▸ **Activity**: Can you extract the passage of the seminar announcement below between "Haukenes and Mæland" and "to sustainable work participation.", inclusive, copying it word for word?

▸ **Source document**:
Center seminar 30.10.23 on: Women’s Health, menopause, social security utilization and sustainable work participation
Associate professor Inger Haukenes and professor Silje Mæland present. Are YOU ready? Then bring your lunch box to meeting room 8.1-8.2 Laboratory building, Monday 30.10.23 @ 12-13. Coffee and tea will be served together with the Center cake. The event is open to all
Main content
Center for research on heart disease in women:
Reframing menopause: an interdisciplinary approach to women’s health and health care in the Norwegian Welfare State (MENO)
Speakers:
Associate professor Inger Haukenes, PT, PHD and Professor Silje Mæland, PT PhD
Every year 27500 women in Norway will enter the menopausal transition. Among them about 30% (8000) will experience severe health complaints caused by a reduction of the main female sex hormone estrogen. The health complaints range from mental health issues, musculoskeletal pain, joint stiffness, sleep deprivation, fatigue, headache, ‘brain fog’, asthma and severe hot flushes impacting women’s quality of life and potential for sustainable work participation. Yet, menopause is under-researched and under-theorized, poorly understood and stigmatized in the Norwegian welfare state.
Within the prevailing framing of menopause, women themselves and health care professionals may easily interpret menopausal health issues as typically women’s complaints driven by psychosocial stress and aging. Consequently, women may be offered therapy, medication and sick leave targeting other illnesses and thereby increasing the risk of prolonged symptom duration and delayed return to work. The overall aim of the MENO project is to address these challenges and contribute to improve health, health care, and sustainable work participation for women with menopausal health complaints.
Haukenes and Mæland will present ‘project MENO’.
Associate prof. Inger Haukenes shares her time between the Department of Global Public Health and Primary Care at the University of Bergen, and The Research Unit for General Practice in NORCE. She is particularly engaged in women’s health, intersectionality and gender perspectives on social security utilization and sustainable work participation. She leads the research group of Work, Health and Gender. In NORCE she leads a comprehensive register study ‘The Norwegian GP-DEP study’, examining GP’s follow-up of people with depression and the relation to sustainable work participation.
Prof. Silje Mæland, shares her time between scientific and knowledge cluster work. She is a professor at the Department of Global Public Health and Primary Care, Faculty of Medicine at the University of Bergen, Norway. She is a specialist in work and health research and is the leader of National Council for Work and Health, leader of the Academic Forum in Alrek Health Cluster, and head of Research and Development in Idrettsklynge Vest and the Sunnaas Foundation.

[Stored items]
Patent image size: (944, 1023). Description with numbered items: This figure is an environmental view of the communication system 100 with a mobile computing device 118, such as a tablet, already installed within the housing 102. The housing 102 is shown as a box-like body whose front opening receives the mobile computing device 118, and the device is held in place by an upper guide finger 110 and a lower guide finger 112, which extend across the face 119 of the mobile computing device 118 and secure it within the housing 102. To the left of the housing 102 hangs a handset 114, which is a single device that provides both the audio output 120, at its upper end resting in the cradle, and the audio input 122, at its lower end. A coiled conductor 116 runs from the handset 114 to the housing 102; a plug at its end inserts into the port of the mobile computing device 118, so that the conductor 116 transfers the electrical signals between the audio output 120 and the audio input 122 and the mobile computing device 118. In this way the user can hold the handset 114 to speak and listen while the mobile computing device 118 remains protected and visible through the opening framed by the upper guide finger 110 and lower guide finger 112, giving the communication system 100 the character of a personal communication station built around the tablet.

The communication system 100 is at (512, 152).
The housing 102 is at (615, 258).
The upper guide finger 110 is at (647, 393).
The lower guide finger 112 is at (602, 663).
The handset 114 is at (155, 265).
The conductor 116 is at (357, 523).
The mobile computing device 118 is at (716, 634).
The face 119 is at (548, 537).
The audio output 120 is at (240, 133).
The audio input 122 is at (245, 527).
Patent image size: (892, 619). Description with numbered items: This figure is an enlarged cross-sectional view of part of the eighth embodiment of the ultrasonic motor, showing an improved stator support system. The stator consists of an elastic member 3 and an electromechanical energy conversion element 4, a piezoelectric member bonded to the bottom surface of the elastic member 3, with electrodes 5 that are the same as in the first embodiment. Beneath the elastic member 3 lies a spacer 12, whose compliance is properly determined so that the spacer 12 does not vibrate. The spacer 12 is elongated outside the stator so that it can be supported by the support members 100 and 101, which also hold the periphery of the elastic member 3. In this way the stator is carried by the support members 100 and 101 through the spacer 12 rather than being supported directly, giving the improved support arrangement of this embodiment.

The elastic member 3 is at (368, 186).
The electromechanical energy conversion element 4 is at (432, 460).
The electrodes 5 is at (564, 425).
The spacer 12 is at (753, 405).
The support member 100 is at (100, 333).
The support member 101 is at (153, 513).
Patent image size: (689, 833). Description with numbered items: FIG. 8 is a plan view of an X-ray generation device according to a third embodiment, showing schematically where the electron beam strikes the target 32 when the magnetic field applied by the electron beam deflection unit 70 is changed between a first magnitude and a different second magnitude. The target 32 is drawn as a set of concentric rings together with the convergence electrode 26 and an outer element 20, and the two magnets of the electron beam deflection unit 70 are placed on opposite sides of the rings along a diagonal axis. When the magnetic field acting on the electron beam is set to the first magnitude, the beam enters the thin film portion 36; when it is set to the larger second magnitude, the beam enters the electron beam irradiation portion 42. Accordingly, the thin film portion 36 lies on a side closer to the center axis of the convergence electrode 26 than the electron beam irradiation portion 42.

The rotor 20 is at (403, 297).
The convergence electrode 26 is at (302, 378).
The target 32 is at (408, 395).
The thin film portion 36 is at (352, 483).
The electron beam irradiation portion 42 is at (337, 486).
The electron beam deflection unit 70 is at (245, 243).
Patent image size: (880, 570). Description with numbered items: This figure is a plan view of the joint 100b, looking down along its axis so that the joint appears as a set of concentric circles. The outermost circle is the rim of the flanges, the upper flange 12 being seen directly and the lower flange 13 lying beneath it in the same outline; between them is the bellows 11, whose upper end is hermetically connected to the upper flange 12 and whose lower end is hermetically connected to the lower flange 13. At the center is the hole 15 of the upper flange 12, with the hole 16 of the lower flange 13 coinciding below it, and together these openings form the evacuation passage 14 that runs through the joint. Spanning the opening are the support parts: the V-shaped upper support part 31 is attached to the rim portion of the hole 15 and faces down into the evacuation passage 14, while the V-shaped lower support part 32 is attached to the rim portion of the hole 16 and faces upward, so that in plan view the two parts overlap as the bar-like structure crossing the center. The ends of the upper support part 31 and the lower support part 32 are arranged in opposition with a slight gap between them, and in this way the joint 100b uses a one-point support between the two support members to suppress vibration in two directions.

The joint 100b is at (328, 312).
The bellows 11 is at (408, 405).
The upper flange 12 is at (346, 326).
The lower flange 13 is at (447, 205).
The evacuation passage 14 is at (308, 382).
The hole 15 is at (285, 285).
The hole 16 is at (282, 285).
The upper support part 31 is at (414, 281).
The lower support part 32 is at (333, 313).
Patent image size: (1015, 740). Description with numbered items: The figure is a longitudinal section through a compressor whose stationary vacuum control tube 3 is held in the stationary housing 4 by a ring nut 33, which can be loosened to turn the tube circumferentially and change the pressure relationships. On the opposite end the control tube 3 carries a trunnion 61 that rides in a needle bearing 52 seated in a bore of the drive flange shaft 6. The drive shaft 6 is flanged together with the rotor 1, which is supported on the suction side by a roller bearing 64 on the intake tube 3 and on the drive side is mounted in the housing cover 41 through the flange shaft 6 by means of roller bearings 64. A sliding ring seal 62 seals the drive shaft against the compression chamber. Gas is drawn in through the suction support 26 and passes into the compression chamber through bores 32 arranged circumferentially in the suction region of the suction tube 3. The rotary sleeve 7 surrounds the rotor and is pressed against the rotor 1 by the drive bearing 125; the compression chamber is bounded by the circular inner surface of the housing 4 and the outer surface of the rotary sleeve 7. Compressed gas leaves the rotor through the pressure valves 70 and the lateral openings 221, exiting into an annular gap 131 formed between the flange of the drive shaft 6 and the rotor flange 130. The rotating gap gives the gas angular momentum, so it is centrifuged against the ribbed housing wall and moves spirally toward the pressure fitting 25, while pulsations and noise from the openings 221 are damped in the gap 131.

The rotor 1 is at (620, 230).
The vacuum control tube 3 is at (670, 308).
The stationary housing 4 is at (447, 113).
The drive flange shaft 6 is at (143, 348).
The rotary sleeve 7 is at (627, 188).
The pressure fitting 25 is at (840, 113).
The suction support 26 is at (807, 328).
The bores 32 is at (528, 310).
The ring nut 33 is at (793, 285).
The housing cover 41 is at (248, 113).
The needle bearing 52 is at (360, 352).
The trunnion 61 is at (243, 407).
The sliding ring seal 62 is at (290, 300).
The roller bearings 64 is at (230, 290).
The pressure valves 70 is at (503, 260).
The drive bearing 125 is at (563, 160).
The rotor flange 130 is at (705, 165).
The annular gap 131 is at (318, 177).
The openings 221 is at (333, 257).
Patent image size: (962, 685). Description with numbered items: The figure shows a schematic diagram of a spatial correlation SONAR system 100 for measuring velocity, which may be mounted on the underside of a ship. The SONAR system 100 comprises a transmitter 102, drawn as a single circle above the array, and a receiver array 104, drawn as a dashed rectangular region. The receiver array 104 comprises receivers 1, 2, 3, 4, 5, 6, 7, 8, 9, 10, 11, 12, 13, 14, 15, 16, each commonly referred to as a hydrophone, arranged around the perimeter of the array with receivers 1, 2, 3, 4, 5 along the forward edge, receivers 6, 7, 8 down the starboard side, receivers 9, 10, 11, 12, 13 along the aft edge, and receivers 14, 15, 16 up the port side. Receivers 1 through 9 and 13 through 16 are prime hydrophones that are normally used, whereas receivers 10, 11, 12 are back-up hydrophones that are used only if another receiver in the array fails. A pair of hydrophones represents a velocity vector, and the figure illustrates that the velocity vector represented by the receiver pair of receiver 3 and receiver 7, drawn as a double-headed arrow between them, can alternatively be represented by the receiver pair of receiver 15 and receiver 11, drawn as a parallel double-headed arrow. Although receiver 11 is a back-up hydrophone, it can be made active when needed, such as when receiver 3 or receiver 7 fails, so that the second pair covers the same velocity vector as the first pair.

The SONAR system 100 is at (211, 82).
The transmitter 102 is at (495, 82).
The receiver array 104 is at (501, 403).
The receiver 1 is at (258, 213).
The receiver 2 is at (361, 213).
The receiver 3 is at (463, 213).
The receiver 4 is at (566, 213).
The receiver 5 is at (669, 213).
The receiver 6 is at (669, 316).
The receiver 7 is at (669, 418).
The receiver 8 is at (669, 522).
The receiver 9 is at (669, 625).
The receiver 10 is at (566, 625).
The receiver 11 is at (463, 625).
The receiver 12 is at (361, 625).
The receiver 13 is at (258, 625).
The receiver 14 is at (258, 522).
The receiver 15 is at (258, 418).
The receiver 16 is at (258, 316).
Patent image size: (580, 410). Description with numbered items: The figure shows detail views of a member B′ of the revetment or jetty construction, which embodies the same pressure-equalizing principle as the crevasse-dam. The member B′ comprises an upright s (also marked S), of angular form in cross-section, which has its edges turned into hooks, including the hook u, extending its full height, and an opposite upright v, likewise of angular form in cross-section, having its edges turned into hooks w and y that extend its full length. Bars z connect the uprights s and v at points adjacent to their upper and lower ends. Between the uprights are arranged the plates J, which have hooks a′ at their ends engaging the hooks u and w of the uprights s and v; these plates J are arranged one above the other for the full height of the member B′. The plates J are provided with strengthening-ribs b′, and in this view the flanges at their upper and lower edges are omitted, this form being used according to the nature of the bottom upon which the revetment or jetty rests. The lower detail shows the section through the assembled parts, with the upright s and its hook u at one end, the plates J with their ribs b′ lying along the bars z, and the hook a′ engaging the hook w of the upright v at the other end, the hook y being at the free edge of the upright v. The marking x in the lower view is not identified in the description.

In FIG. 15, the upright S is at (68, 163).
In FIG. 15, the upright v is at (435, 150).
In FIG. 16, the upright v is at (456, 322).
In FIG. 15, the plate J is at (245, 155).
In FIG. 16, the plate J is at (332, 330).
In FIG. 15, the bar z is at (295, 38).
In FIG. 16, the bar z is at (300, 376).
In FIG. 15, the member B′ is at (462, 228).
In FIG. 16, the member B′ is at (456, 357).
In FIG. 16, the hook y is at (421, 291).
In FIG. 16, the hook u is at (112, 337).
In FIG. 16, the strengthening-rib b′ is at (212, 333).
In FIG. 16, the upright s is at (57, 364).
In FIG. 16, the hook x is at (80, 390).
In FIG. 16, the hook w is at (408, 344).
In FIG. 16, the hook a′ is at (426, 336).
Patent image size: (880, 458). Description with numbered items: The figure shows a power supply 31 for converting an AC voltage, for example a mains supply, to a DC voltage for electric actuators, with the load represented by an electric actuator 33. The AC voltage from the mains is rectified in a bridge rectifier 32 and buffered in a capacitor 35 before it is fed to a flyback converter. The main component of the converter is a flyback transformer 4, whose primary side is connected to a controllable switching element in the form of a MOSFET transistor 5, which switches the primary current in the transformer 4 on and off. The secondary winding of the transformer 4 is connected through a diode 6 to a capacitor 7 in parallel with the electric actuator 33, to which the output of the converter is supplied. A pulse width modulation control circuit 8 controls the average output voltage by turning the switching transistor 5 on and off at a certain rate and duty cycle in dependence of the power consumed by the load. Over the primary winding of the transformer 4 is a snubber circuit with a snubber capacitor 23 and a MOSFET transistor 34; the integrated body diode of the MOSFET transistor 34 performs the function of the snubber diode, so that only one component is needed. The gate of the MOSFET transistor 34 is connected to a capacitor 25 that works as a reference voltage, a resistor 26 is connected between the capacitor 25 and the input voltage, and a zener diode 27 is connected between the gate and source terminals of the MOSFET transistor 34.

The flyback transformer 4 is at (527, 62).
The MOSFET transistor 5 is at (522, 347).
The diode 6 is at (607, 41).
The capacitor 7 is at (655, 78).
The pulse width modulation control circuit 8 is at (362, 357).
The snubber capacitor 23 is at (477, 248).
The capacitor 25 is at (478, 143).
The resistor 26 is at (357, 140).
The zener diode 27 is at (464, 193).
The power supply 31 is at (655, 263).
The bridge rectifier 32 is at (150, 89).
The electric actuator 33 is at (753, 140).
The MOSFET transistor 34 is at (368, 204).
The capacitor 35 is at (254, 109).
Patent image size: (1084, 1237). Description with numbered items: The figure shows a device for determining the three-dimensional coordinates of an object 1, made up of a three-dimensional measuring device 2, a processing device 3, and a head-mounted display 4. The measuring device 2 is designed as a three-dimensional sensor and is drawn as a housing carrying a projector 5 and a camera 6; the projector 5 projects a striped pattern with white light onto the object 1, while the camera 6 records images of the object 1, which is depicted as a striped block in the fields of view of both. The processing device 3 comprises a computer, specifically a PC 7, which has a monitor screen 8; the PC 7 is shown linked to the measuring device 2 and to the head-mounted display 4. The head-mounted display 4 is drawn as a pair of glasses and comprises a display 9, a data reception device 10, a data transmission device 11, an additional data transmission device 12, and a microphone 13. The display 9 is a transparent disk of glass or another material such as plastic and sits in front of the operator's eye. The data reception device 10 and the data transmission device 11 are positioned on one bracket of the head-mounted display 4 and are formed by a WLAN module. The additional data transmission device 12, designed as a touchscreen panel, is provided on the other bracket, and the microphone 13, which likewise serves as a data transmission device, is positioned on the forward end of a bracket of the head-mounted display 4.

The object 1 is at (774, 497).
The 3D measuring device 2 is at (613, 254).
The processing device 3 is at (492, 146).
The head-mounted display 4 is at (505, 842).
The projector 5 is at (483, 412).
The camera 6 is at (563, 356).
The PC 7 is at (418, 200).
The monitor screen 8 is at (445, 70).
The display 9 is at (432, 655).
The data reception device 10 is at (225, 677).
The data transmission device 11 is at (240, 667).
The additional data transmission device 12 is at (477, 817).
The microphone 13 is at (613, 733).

▸ **Your response**:
Haukenes and Mæland will present ‘project MENO’.
Associate prof. Inger Haukenes shares her time between the Department of Global Public Health and Primary Care at the University of Bergen, and The Research Unit for General Practice in NORCE. She is particularly engaged in women’s health, intersectionality and gender perspectives on social security utilization and sustainable work participation. She leads the research group of Work, Health and Gender. In NORCE she leads a comprehensive register study ‘The Norwegian GP-DEP study’, examining GP’s follow-up of people with depression and the relation to sustainable work participation.